═══ Dataset records ═══

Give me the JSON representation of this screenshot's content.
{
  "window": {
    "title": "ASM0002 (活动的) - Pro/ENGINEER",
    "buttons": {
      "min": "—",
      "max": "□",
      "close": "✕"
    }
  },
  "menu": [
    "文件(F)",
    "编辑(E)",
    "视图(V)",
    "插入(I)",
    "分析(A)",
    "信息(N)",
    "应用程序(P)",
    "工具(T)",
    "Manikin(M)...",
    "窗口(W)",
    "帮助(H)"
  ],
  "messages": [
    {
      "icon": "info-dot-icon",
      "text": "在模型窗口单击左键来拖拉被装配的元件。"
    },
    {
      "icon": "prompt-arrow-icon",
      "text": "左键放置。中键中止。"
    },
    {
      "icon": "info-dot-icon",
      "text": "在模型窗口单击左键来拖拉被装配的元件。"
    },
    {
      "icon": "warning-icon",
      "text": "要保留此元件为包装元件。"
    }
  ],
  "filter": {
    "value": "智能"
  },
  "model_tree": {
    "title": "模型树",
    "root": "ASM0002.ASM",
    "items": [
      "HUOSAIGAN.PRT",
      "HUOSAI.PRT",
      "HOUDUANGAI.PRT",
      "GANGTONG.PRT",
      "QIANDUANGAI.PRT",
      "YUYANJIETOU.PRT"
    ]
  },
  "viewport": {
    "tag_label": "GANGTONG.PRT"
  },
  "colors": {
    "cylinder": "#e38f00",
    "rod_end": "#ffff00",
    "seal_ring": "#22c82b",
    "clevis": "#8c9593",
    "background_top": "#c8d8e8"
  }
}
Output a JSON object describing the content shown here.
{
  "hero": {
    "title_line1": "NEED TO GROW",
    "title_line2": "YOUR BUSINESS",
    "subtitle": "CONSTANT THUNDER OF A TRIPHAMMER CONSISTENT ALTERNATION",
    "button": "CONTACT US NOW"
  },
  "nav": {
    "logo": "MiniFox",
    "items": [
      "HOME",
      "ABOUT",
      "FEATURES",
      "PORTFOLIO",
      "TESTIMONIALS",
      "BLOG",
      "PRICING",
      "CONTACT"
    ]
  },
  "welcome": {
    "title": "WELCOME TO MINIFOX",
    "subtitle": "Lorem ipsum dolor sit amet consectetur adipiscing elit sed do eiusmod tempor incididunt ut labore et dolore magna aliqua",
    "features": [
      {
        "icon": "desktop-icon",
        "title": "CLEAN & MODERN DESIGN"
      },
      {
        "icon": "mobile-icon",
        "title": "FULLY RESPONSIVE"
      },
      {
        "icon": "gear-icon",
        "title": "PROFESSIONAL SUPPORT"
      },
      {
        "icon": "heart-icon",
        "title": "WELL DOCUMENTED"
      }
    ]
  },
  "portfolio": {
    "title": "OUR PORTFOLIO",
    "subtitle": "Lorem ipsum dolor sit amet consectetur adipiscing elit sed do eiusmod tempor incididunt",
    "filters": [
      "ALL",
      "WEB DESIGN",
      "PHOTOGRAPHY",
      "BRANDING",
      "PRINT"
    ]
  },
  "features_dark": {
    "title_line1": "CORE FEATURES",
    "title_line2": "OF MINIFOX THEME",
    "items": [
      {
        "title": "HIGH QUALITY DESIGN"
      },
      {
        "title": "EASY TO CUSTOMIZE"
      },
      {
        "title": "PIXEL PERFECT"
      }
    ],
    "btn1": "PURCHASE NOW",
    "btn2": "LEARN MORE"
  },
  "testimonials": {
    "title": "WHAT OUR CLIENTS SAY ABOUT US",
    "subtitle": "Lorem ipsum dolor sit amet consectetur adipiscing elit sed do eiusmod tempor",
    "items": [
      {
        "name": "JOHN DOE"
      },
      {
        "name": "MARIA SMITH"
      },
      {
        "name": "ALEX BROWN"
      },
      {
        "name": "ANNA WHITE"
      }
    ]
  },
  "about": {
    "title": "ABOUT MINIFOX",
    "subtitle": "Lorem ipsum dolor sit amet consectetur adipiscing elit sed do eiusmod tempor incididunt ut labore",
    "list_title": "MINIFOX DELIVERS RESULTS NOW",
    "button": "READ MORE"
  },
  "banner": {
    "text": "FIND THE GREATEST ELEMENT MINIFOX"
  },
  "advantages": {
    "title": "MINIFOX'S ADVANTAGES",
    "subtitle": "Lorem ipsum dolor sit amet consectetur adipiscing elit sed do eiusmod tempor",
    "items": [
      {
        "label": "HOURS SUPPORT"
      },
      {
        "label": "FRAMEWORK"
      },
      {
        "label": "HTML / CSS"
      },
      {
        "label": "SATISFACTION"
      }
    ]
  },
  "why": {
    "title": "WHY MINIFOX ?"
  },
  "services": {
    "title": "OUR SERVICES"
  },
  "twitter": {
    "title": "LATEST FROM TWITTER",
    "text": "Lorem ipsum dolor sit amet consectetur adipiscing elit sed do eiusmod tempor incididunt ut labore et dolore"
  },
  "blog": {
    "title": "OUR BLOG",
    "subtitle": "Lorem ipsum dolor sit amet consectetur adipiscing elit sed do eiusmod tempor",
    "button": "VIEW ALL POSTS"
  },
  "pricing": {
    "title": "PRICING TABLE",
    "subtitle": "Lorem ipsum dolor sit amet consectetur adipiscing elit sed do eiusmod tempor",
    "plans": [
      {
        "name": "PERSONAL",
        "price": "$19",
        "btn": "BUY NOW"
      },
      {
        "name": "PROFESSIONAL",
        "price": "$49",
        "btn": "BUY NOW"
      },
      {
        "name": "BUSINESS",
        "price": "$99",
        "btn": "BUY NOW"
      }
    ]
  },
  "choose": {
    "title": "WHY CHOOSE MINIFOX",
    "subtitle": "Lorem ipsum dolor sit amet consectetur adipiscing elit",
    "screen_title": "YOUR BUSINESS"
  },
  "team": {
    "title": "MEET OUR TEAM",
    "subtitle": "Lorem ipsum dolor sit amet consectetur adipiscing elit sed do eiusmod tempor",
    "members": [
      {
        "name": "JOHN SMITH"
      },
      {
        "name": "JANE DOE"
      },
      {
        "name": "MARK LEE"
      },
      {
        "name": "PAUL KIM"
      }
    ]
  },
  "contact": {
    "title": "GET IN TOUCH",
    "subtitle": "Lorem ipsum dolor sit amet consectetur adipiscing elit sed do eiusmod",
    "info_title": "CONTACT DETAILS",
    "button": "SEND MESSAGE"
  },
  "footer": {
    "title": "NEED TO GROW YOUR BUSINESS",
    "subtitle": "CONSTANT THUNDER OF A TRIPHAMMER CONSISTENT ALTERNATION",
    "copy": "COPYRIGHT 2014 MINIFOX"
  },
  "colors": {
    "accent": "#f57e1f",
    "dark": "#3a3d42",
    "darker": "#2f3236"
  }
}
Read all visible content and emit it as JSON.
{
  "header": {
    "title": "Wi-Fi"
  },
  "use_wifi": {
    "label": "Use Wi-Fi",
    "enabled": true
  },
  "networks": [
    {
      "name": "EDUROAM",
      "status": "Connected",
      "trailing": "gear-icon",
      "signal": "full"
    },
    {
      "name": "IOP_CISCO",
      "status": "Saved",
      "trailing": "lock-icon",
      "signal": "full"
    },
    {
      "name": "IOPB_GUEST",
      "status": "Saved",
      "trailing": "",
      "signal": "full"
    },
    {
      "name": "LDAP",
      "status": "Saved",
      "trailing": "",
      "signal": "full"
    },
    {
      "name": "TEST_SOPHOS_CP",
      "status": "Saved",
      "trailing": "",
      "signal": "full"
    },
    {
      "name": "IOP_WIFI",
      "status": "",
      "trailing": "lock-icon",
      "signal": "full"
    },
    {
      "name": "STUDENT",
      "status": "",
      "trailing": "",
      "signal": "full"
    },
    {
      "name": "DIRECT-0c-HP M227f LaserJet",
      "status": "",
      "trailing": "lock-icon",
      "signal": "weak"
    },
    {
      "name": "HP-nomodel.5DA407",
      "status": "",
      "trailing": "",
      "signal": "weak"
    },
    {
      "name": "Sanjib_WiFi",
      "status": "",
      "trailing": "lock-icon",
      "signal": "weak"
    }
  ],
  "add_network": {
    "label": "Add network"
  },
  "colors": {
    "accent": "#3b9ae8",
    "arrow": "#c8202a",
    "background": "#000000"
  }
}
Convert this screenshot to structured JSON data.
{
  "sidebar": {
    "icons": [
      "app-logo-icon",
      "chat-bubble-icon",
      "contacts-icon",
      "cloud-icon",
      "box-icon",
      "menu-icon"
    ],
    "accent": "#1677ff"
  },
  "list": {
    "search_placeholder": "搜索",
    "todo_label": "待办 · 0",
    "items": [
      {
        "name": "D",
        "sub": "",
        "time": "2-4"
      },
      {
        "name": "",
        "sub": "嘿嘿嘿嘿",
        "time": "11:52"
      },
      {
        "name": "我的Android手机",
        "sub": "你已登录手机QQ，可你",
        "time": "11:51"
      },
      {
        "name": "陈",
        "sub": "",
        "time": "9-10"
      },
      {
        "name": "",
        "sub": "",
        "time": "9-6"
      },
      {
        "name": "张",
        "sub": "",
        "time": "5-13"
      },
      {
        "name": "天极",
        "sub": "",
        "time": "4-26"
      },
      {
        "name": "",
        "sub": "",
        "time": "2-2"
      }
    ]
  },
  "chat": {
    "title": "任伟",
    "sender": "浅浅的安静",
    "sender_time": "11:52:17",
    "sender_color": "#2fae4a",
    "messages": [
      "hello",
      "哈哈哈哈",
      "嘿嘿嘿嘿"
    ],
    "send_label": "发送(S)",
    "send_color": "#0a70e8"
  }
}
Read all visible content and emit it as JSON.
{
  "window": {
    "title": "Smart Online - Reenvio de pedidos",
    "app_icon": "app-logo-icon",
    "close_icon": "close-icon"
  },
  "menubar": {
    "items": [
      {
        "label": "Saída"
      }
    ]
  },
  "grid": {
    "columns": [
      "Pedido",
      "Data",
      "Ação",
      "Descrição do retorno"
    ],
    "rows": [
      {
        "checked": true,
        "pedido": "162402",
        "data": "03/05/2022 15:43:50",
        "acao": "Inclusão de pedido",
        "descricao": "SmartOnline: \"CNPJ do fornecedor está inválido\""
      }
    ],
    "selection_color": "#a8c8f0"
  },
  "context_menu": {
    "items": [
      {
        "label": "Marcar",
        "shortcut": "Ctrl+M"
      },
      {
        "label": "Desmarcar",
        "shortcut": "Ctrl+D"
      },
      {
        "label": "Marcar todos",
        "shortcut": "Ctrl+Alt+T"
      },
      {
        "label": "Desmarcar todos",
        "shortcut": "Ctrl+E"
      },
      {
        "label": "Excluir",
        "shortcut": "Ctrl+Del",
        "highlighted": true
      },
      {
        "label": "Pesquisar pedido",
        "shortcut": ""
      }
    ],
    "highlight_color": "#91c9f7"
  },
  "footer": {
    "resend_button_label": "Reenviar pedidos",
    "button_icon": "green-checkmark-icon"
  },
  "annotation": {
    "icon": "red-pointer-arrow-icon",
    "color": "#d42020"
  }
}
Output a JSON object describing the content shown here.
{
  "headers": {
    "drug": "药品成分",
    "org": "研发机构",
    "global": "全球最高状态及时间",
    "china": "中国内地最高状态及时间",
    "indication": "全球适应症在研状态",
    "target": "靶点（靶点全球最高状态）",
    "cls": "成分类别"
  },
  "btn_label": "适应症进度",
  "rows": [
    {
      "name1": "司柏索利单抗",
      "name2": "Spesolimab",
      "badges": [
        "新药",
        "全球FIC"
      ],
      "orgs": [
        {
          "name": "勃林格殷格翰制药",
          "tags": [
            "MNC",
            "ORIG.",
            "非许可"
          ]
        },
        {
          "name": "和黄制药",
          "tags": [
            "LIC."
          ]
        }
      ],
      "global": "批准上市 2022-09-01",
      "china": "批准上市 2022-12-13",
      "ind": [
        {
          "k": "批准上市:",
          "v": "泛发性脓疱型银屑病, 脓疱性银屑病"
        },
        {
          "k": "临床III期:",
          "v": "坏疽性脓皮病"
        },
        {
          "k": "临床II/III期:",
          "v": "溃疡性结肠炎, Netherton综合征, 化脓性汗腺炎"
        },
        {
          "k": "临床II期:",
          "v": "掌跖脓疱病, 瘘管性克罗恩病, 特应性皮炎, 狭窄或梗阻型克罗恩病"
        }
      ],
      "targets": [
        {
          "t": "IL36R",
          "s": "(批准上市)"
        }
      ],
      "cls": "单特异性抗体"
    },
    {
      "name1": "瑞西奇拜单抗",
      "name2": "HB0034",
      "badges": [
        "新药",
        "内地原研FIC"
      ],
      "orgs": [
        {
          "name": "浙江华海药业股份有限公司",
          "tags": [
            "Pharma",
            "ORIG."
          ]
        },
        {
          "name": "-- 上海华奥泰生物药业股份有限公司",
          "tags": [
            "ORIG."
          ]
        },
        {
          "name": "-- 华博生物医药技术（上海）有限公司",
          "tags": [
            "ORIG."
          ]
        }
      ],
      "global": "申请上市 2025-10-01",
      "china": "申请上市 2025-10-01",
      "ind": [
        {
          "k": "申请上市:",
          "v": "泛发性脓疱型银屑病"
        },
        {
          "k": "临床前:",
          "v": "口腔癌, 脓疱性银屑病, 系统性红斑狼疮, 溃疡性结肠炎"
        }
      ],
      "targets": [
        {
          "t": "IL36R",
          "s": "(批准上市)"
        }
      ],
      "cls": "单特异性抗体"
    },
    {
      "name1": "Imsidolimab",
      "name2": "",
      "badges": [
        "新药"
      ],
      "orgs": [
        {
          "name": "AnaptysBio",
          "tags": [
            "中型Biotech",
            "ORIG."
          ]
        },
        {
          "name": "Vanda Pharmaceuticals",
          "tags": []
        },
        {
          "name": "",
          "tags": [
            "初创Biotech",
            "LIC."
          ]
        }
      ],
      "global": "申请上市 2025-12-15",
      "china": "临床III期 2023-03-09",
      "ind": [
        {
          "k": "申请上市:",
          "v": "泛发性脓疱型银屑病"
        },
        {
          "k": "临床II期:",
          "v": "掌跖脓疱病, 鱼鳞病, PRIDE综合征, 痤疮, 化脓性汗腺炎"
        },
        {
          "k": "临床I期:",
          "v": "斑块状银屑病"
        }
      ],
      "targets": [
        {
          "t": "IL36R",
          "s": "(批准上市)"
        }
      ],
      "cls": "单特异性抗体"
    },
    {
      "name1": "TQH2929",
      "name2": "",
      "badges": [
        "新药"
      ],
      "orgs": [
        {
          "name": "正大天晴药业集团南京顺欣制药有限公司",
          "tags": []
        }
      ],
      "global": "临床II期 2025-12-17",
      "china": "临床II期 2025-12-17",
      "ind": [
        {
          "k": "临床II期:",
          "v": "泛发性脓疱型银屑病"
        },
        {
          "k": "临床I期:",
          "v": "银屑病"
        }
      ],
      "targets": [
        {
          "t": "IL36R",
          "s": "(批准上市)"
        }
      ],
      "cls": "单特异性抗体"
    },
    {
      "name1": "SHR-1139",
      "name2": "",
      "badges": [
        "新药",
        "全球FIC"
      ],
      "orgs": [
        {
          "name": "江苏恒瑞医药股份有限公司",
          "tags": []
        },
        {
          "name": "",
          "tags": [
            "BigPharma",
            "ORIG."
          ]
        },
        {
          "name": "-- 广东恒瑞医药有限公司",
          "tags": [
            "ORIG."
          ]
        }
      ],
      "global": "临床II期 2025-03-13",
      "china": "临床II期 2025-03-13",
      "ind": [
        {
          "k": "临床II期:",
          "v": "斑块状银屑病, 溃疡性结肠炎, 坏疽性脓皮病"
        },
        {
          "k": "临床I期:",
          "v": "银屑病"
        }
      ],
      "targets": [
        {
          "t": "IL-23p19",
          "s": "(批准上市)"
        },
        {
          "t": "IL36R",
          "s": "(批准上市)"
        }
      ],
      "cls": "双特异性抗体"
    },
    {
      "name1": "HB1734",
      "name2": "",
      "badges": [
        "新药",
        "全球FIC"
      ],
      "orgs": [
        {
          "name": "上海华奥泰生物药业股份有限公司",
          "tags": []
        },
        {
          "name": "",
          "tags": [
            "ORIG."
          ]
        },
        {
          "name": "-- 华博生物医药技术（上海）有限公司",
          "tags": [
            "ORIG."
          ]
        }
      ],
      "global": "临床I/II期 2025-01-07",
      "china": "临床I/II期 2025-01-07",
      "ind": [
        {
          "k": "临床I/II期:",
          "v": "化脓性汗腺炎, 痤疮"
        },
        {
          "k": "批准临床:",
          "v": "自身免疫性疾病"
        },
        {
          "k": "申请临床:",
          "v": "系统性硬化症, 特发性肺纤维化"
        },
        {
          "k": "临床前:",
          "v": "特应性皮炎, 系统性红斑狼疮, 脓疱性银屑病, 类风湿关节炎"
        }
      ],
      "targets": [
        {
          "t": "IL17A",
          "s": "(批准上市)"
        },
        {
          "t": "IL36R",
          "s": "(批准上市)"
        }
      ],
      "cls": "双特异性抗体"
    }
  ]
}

═══

#### Instruction
Respond with nothing but the number of lines in the entries that contain the string "申请上市".

#### Task output
5